■ **PROBLEM DESCRIPTION**
Write the listing below out again exactly, dropping the images.
───── DATASET ENTRIES
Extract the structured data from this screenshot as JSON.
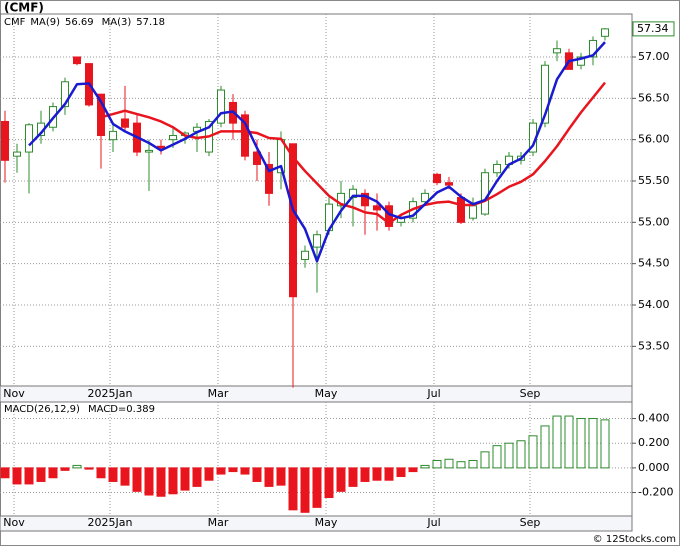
{
  "source": "© 12Stocks.com",
  "chart_data": [
    {
      "type": "candlestick",
      "title": "(CMF)",
      "categories": [
        null,
        "Nov",
        null,
        null,
        null,
        null,
        null,
        null,
        null,
        "2025Jan",
        null,
        null,
        null,
        null,
        null,
        null,
        null,
        null,
        "Mar",
        null,
        null,
        null,
        null,
        null,
        null,
        null,
        null,
        "May",
        null,
        null,
        null,
        null,
        null,
        null,
        null,
        null,
        "Jul",
        null,
        null,
        null,
        null,
        null,
        null,
        null,
        "Sep",
        null,
        null,
        null,
        null,
        null,
        null
      ],
      "ylim": [
        53.02,
        57.52
      ],
      "yticks": [
        {
          "value": 57,
          "label": "57.00"
        },
        {
          "value": 56.5,
          "label": "56.50"
        },
        {
          "value": 56,
          "label": "56.00"
        },
        {
          "value": 55.5,
          "label": "55.50"
        },
        {
          "value": 55,
          "label": "55.00"
        },
        {
          "value": 54.5,
          "label": "54.50"
        },
        {
          "value": 54,
          "label": "54.00"
        },
        {
          "value": 53.5,
          "label": "53.50"
        }
      ],
      "grid": true,
      "series": [
        {
          "name": "CMF",
          "type": "candlestick",
          "up_color": "#2e8b2e",
          "down_color": "#e8141e",
          "open": [
            56.22,
            55.8,
            55.85,
            56.05,
            56.15,
            56.4,
            57.0,
            56.92,
            56.55,
            56.0,
            56.25,
            56.2,
            55.85,
            55.92,
            56.0,
            56.05,
            56.1,
            55.85,
            56.2,
            56.45,
            56.3,
            55.85,
            55.7,
            55.6,
            55.95,
            54.55,
            54.7,
            54.9,
            55.2,
            55.3,
            55.35,
            55.2,
            55.2,
            55.0,
            55.05,
            55.25,
            55.58,
            55.48,
            55.3,
            55.05,
            55.1,
            55.6,
            55.7,
            55.75,
            55.85,
            56.2,
            57.05,
            57.05,
            56.9,
            57.0,
            57.25
          ],
          "high": [
            56.35,
            55.95,
            56.2,
            56.35,
            56.45,
            56.75,
            57.0,
            56.92,
            56.55,
            56.2,
            56.65,
            56.3,
            56.0,
            56.0,
            56.15,
            56.1,
            56.2,
            56.25,
            56.65,
            56.55,
            56.35,
            56.0,
            55.85,
            56.1,
            55.95,
            54.72,
            54.9,
            55.3,
            55.5,
            55.45,
            55.4,
            55.35,
            55.25,
            55.1,
            55.3,
            55.4,
            55.6,
            55.55,
            55.35,
            55.3,
            55.65,
            55.75,
            55.85,
            55.85,
            56.25,
            56.95,
            57.2,
            57.1,
            57.05,
            57.25,
            57.35
          ],
          "low": [
            55.48,
            55.6,
            55.35,
            55.95,
            56.1,
            56.3,
            56.9,
            56.4,
            55.65,
            55.85,
            56.1,
            55.8,
            55.38,
            55.82,
            55.9,
            55.95,
            55.85,
            55.8,
            56.15,
            56.0,
            55.75,
            55.5,
            55.2,
            55.4,
            53.0,
            54.45,
            54.15,
            54.85,
            55.05,
            54.95,
            54.85,
            54.9,
            54.9,
            54.95,
            55.0,
            55.2,
            55.45,
            55.4,
            54.98,
            55.02,
            55.08,
            55.55,
            55.65,
            55.7,
            55.8,
            56.15,
            56.95,
            56.85,
            56.85,
            56.9,
            57.2
          ],
          "close": [
            55.75,
            55.85,
            56.18,
            56.2,
            56.4,
            56.7,
            56.92,
            56.42,
            56.05,
            56.1,
            56.15,
            55.85,
            55.87,
            55.9,
            56.05,
            56.08,
            56.15,
            56.22,
            56.6,
            56.2,
            55.8,
            55.7,
            55.35,
            56.0,
            54.1,
            54.65,
            54.85,
            55.22,
            55.35,
            55.4,
            55.2,
            55.15,
            54.95,
            55.05,
            55.25,
            55.35,
            55.48,
            55.45,
            55.0,
            55.2,
            55.6,
            55.7,
            55.8,
            55.8,
            56.2,
            56.9,
            57.1,
            56.85,
            57.0,
            57.2,
            57.34
          ]
        },
        {
          "name": "MA(9)",
          "type": "line",
          "color": "#e8141e",
          "legend_value": "56.69",
          "values": [
            null,
            null,
            null,
            null,
            null,
            null,
            null,
            null,
            56.27,
            56.31,
            56.35,
            56.31,
            56.27,
            56.22,
            56.15,
            56.05,
            56.02,
            56.04,
            56.1,
            56.1,
            56.1,
            56.08,
            56.02,
            56.01,
            55.79,
            55.62,
            55.47,
            55.32,
            55.22,
            55.18,
            55.12,
            55.1,
            54.99,
            55.09,
            55.16,
            55.21,
            55.24,
            55.25,
            55.21,
            55.21,
            55.26,
            55.34,
            55.43,
            55.49,
            55.58,
            55.74,
            55.92,
            56.13,
            56.33,
            56.51,
            56.69
          ]
        },
        {
          "name": "MA(3)",
          "type": "line",
          "color": "#1a1ad0",
          "legend_value": "57.18",
          "values": [
            null,
            null,
            55.93,
            56.08,
            56.26,
            56.43,
            56.67,
            56.68,
            56.46,
            56.19,
            56.1,
            56.03,
            55.96,
            55.87,
            55.94,
            56.01,
            56.09,
            56.15,
            56.32,
            56.34,
            56.2,
            55.9,
            55.62,
            55.68,
            55.15,
            54.92,
            54.53,
            54.91,
            55.14,
            55.32,
            55.32,
            55.25,
            55.1,
            55.05,
            55.08,
            55.22,
            55.36,
            55.43,
            55.31,
            55.22,
            55.27,
            55.5,
            55.7,
            55.77,
            55.93,
            56.3,
            56.73,
            56.95,
            56.98,
            57.02,
            57.18
          ]
        }
      ]
    },
    {
      "type": "bar",
      "title": "MACD(26,12,9)",
      "subtitle": "MACD=0.389",
      "categories": [
        null,
        "Nov",
        null,
        null,
        null,
        null,
        null,
        null,
        null,
        "2025Jan",
        null,
        null,
        null,
        null,
        null,
        null,
        null,
        null,
        "Mar",
        null,
        null,
        null,
        null,
        null,
        null,
        null,
        null,
        "May",
        null,
        null,
        null,
        null,
        null,
        null,
        null,
        null,
        "Jul",
        null,
        null,
        null,
        null,
        null,
        null,
        null,
        "Sep",
        null,
        null,
        null,
        null,
        null,
        null
      ],
      "ylim": [
        -0.39,
        0.534
      ],
      "yticks": [
        {
          "value": 0.4,
          "label": "0.400"
        },
        {
          "value": 0.2,
          "label": "0.200"
        },
        {
          "value": 0,
          "label": "0.000"
        },
        {
          "value": -0.2,
          "label": "-0.200"
        }
      ],
      "grid": true,
      "up_color": "#2e8b2e",
      "down_color": "#e8141e",
      "values": [
        -0.08,
        -0.13,
        -0.13,
        -0.11,
        -0.08,
        -0.02,
        0.02,
        -0.01,
        -0.08,
        -0.11,
        -0.14,
        -0.19,
        -0.22,
        -0.23,
        -0.21,
        -0.18,
        -0.15,
        -0.1,
        -0.05,
        -0.03,
        -0.05,
        -0.11,
        -0.15,
        -0.14,
        -0.34,
        -0.36,
        -0.32,
        -0.24,
        -0.19,
        -0.15,
        -0.11,
        -0.1,
        -0.1,
        -0.07,
        -0.03,
        0.02,
        0.06,
        0.07,
        0.05,
        0.06,
        0.13,
        0.18,
        0.2,
        0.22,
        0.26,
        0.34,
        0.42,
        0.42,
        0.4,
        0.4,
        0.389
      ]
    }
  ]
}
──────────
■ **FINAL ANSWER**
Extract the structured data from this screenshot as JSON.
{
  "source": "© 12Stocks.com",
  "chart_data": [
    {
      "type": "candlestick",
      "title": "(CMF)",
      "categories": [
        null,
        "Nov",
        null,
        null,
        null,
        null,
        null,
        null,
        null,
        "2025Jan",
        null,
        null,
        null,
        null,
        null,
        null,
        null,
        null,
        "Mar",
        null,
        null,
        null,
        null,
        null,
        null,
        null,
        null,
        "May",
        null,
        null,
        null,
        null,
        null,
        null,
        null,
        null,
        "Jul",
        null,
        null,
        null,
        null,
        null,
        null,
        null,
        "Sep",
        null,
        null,
        null,
        null,
        null,
        null
      ],
      "ylim": [
        53.02,
        57.52
      ],
      "yticks": [
        {
          "value": 57,
          "label": "57.00"
        },
        {
          "value": 56.5,
          "label": "56.50"
        },
        {
          "value": 56,
          "label": "56.00"
        },
        {
          "value": 55.5,
          "label": "55.50"
        },
        {
          "value": 55,
          "label": "55.00"
        },
        {
          "value": 54.5,
          "label": "54.50"
        },
        {
          "value": 54,
          "label": "54.00"
        },
        {
          "value": 53.5,
          "label": "53.50"
        }
      ],
      "grid": true,
      "series": [
        {
          "name": "CMF",
          "type": "candlestick",
          "up_color": "#2e8b2e",
          "down_color": "#e8141e",
          "open": [
            56.22,
            55.8,
            55.85,
            56.05,
            56.15,
            56.4,
            57.0,
            56.92,
            56.55,
            56.0,
            56.25,
            56.2,
            55.85,
            55.92,
            56.0,
            56.05,
            56.1,
            55.85,
            56.2,
            56.45,
            56.3,
            55.85,
            55.7,
            55.6,
            55.95,
            54.55,
            54.7,
            54.9,
            55.2,
            55.3,
            55.35,
            55.2,
            55.2,
            55.0,
            55.05,
            55.25,
            55.58,
            55.48,
            55.3,
            55.05,
            55.1,
            55.6,
            55.7,
            55.75,
            55.85,
            56.2,
            57.05,
            57.05,
            56.9,
            57.0,
            57.25
          ],
          "high": [
            56.35,
            55.95,
            56.2,
            56.35,
            56.45,
            56.75,
            57.0,
            56.92,
            56.55,
            56.2,
            56.65,
            56.3,
            56.0,
            56.0,
            56.15,
            56.1,
            56.2,
            56.25,
            56.65,
            56.55,
            56.35,
            56.0,
            55.85,
            56.1,
            55.95,
            54.72,
            54.9,
            55.3,
            55.5,
            55.45,
            55.4,
            55.35,
            55.25,
            55.1,
            55.3,
            55.4,
            55.6,
            55.55,
            55.35,
            55.3,
            55.65,
            55.75,
            55.85,
            55.85,
            56.25,
            56.95,
            57.2,
            57.1,
            57.05,
            57.25,
            57.35
          ],
          "low": [
            55.48,
            55.6,
            55.35,
            55.95,
            56.1,
            56.3,
            56.9,
            56.4,
            55.65,
            55.85,
            56.1,
            55.8,
            55.38,
            55.82,
            55.9,
            55.95,
            55.85,
            55.8,
            56.15,
            56.0,
            55.75,
            55.5,
            55.2,
            55.4,
            53.0,
            54.45,
            54.15,
            54.85,
            55.05,
            54.95,
            54.85,
            54.9,
            54.9,
            54.95,
            55.0,
            55.2,
            55.45,
            55.4,
            54.98,
            55.02,
            55.08,
            55.55,
            55.65,
            55.7,
            55.8,
            56.15,
            56.95,
            56.85,
            56.85,
            56.9,
            57.2
          ],
          "close": [
            55.75,
            55.85,
            56.18,
            56.2,
            56.4,
            56.7,
            56.92,
            56.42,
            56.05,
            56.1,
            56.15,
            55.85,
            55.87,
            55.9,
            56.05,
            56.08,
            56.15,
            56.22,
            56.6,
            56.2,
            55.8,
            55.7,
            55.35,
            56.0,
            54.1,
            54.65,
            54.85,
            55.22,
            55.35,
            55.4,
            55.2,
            55.15,
            54.95,
            55.05,
            55.25,
            55.35,
            55.48,
            55.45,
            55.0,
            55.2,
            55.6,
            55.7,
            55.8,
            55.8,
            56.2,
            56.9,
            57.1,
            56.85,
            57.0,
            57.2,
            57.34
          ]
        },
        {
          "name": "MA(9)",
          "type": "line",
          "color": "#e8141e",
          "legend_value": "56.69",
          "values": [
            null,
            null,
            null,
            null,
            null,
            null,
            null,
            null,
            56.27,
            56.31,
            56.35,
            56.31,
            56.27,
            56.22,
            56.15,
            56.05,
            56.02,
            56.04,
            56.1,
            56.1,
            56.1,
            56.08,
            56.02,
            56.01,
            55.79,
            55.62,
            55.47,
            55.32,
            55.22,
            55.18,
            55.12,
            55.1,
            54.99,
            55.09,
            55.16,
            55.21,
            55.24,
            55.25,
            55.21,
            55.21,
            55.26,
            55.34,
            55.43,
            55.49,
            55.58,
            55.74,
            55.92,
            56.13,
            56.33,
            56.51,
            56.69
          ]
        },
        {
          "name": "MA(3)",
          "type": "line",
          "color": "#1a1ad0",
          "legend_value": "57.18",
          "values": [
            null,
            null,
            55.93,
            56.08,
            56.26,
            56.43,
            56.67,
            56.68,
            56.46,
            56.19,
            56.1,
            56.03,
            55.96,
            55.87,
            55.94,
            56.01,
            56.09,
            56.15,
            56.32,
            56.34,
            56.2,
            55.9,
            55.62,
            55.68,
            55.15,
            54.92,
            54.53,
            54.91,
            55.14,
            55.32,
            55.32,
            55.25,
            55.1,
            55.05,
            55.08,
            55.22,
            55.36,
            55.43,
            55.31,
            55.22,
            55.27,
            55.5,
            55.7,
            55.77,
            55.93,
            56.3,
            56.73,
            56.95,
            56.98,
            57.02,
            57.18
          ]
        }
      ]
    },
    {
      "type": "bar",
      "title": "MACD(26,12,9)",
      "subtitle": "MACD=0.389",
      "categories": [
        null,
        "Nov",
        null,
        null,
        null,
        null,
        null,
        null,
        null,
        "2025Jan",
        null,
        null,
        null,
        null,
        null,
        null,
        null,
        null,
        "Mar",
        null,
        null,
        null,
        null,
        null,
        null,
        null,
        null,
        "May",
        null,
        null,
        null,
        null,
        null,
        null,
        null,
        null,
        "Jul",
        null,
        null,
        null,
        null,
        null,
        null,
        null,
        "Sep",
        null,
        null,
        null,
        null,
        null,
        null
      ],
      "ylim": [
        -0.39,
        0.534
      ],
      "yticks": [
        {
          "value": 0.4,
          "label": "0.400"
        },
        {
          "value": 0.2,
          "label": "0.200"
        },
        {
          "value": 0,
          "label": "0.000"
        },
        {
          "value": -0.2,
          "label": "-0.200"
        }
      ],
      "grid": true,
      "up_color": "#2e8b2e",
      "down_color": "#e8141e",
      "values": [
        -0.08,
        -0.13,
        -0.13,
        -0.11,
        -0.08,
        -0.02,
        0.02,
        -0.01,
        -0.08,
        -0.11,
        -0.14,
        -0.19,
        -0.22,
        -0.23,
        -0.21,
        -0.18,
        -0.15,
        -0.1,
        -0.05,
        -0.03,
        -0.05,
        -0.11,
        -0.15,
        -0.14,
        -0.34,
        -0.36,
        -0.32,
        -0.24,
        -0.19,
        -0.15,
        -0.11,
        -0.1,
        -0.1,
        -0.07,
        -0.03,
        0.02,
        0.06,
        0.07,
        0.05,
        0.06,
        0.13,
        0.18,
        0.2,
        0.22,
        0.26,
        0.34,
        0.42,
        0.42,
        0.4,
        0.4,
        0.389
      ]
    }
  ]
}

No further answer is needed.